Repeat every record exactly, but keep images out of the copy.

........

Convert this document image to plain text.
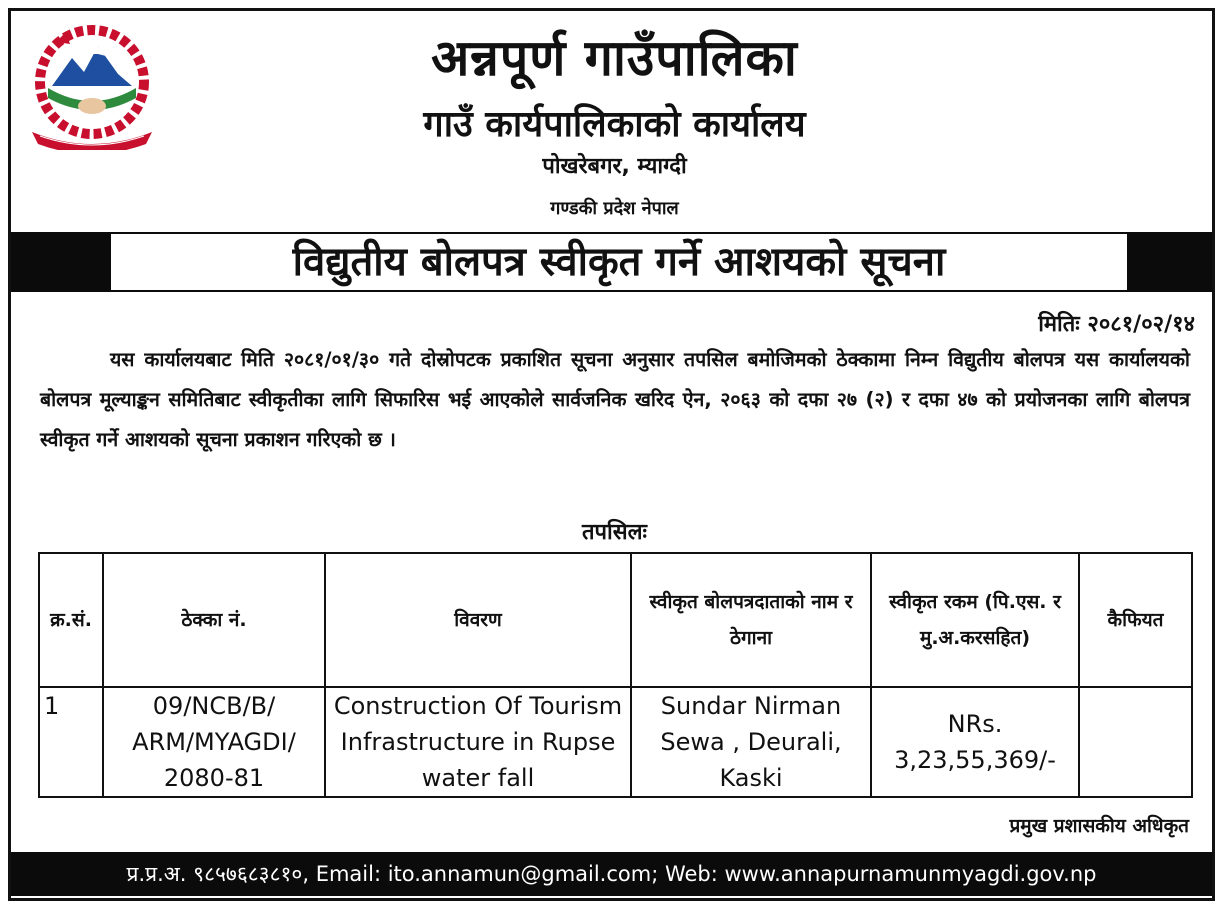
अन्नपूर्ण गाउँपालिका
गाउँ कार्यपालिकाको कार्यालय
पोखरेबगर, म्याग्दी
गण्डकी प्रदेश नेपाल
विद्युतीय बोलपत्र स्वीकृत गर्ने आशयको सूचना
मितिः २०८१/०२/१४
यस कार्यालयबाट मिति २०८१/०१/३० गते दोस्रोपटक प्रकाशित सूचना अनुसार तपसिल बमोजिमको ठेक्कामा निम्न विद्युतीय बोलपत्र यस कार्यालयको बोलपत्र मूल्याङ्कन समितिबाट स्वीकृतीका लागि सिफारिस भई आएकोले सार्वजनिक खरिद ऐन, २०६३ को दफा २७ (२) र दफा ४७ को प्रयोजनका लागि बोलपत्र स्वीकृत गर्ने आशयको सूचना प्रकाशन गरिएको छ ।
तपसिलः
क्र.सं.	ठेक्का नं.	विवरण	स्वीकृत बोलपत्रदाताको नाम र ठेगाना	स्वीकृत रकम (पि.एस. र मु.अ.करसहित)	कैफियत
1	09/NCB/B/ ARM/MYAGDI/ 2080-81	Construction Of Tourism Infrastructure in Rupse water fall	Sundar Nirman Sewa , Deurali, Kaski	NRs. 3,23,55,369/-	
प्रमुख प्रशासकीय अधिकृत
प्र.प्र.अ. ९८५७६८३८१०, Email: ito.annamun@gmail.com; Web: www.annapurnamunmyagdi.gov.np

........

[The result]
Convert this document image to plain text.
अन्नपूर्ण गाउँपालिका
गाउँ कार्यपालिकाको कार्यालय
पोखरेबगर, म्याग्दी
गण्डकी प्रदेश नेपाल
विद्युतीय बोलपत्र स्वीकृत गर्ने आशयको सूचना
मितिः २०८१/०२/१४
यस कार्यालयबाट मिति २०८१/०१/३० गते दोस्रोपटक प्रकाशित सूचना अनुसार तपसिल बमोजिमको ठेक्कामा निम्न विद्युतीय बोलपत्र यस कार्यालयको बोलपत्र मूल्याङ्कन समितिबाट स्वीकृतीका लागि सिफारिस भई आएकोले सार्वजनिक खरिद ऐन, २०६३ को दफा २७ (२) र दफा ४७ को प्रयोजनका लागि बोलपत्र स्वीकृत गर्ने आशयको सूचना प्रकाशन गरिएको छ ।
तपसिलः
क्र.सं.	ठेक्का नं.	विवरण	स्वीकृत बोलपत्रदाताको नाम र ठेगाना	स्वीकृत रकम (पि.एस. र मु.अ.करसहित)	कैफियत
1	09/NCB/B/ ARM/MYAGDI/ 2080-81	Construction Of Tourism Infrastructure in Rupse water fall	Sundar Nirman Sewa , Deurali, Kaski	NRs. 3,23,55,369/-	
प्रमुख प्रशासकीय अधिकृत
प्र.प्र.अ. ९८५७६८३८१०, Email: ito.annamun@gmail.com; Web: www.annapurnamunmyagdi.gov.np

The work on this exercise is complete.